======== The data

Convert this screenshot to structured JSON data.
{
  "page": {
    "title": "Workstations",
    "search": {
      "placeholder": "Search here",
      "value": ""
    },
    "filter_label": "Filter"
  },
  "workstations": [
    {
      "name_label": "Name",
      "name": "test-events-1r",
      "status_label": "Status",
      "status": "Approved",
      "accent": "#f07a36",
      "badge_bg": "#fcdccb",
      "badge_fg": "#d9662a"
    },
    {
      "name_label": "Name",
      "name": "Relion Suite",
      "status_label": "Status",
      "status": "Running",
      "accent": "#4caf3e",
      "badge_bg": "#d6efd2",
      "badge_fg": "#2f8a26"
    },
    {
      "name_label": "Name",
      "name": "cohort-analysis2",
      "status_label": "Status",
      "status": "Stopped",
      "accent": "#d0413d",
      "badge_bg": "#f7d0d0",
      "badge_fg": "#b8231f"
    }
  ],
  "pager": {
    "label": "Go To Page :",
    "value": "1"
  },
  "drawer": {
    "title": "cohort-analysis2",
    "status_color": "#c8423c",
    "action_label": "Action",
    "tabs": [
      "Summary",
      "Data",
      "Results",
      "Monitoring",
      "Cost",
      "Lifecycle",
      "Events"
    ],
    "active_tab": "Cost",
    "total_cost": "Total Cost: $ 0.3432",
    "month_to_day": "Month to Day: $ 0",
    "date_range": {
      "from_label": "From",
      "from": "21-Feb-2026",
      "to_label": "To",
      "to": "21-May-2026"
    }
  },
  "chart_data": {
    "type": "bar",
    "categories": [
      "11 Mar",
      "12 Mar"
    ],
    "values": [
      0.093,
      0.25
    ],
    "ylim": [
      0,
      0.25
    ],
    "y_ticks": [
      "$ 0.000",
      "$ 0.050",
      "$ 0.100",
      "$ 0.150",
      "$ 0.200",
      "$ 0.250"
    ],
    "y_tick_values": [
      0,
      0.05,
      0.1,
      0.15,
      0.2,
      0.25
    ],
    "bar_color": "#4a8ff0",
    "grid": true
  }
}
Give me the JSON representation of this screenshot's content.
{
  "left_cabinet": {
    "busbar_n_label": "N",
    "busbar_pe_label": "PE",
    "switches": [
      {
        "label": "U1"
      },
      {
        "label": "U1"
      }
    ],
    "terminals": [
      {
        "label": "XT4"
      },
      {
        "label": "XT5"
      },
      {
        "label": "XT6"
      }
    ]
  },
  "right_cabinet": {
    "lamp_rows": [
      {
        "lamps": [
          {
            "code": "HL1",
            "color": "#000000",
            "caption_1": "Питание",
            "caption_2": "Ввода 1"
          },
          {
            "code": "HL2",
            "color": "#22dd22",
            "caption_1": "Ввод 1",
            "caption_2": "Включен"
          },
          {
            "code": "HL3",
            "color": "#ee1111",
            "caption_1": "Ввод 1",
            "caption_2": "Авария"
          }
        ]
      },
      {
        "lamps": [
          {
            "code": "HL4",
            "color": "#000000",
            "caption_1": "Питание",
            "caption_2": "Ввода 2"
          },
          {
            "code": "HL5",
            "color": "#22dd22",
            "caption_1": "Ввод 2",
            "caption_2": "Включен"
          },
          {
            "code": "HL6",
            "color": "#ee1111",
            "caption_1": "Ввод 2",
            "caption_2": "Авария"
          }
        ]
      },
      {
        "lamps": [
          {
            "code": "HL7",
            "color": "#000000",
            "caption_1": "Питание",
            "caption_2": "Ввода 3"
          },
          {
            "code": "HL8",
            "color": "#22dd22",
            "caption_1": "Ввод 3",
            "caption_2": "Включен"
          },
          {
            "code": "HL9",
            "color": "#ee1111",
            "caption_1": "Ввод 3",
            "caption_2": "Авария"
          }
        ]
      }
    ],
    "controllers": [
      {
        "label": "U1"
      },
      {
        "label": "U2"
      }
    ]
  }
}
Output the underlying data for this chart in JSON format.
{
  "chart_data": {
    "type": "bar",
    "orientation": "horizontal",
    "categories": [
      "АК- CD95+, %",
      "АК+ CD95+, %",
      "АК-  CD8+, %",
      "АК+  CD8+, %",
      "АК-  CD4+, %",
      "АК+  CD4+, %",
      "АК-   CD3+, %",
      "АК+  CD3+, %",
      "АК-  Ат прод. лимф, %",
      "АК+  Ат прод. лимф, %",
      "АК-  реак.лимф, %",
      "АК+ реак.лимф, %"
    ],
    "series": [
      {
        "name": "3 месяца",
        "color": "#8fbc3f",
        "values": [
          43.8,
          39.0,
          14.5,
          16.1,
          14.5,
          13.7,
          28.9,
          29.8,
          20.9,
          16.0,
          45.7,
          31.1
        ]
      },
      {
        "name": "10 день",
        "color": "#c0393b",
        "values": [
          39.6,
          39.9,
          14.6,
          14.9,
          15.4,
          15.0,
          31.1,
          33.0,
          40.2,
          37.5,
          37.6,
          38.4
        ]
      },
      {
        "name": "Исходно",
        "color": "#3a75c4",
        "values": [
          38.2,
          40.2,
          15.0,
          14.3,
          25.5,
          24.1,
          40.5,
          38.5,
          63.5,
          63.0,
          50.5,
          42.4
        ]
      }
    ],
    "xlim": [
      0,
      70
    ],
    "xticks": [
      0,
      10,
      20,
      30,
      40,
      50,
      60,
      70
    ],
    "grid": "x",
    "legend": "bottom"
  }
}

================

▶ **Description of the task**
Return all lines containing "this".

▶ **Answer**
Convert this screenshot to structured JSON data.
Give me the JSON representation of this screenshot's content.
Output the underlying data for this chart in JSON format.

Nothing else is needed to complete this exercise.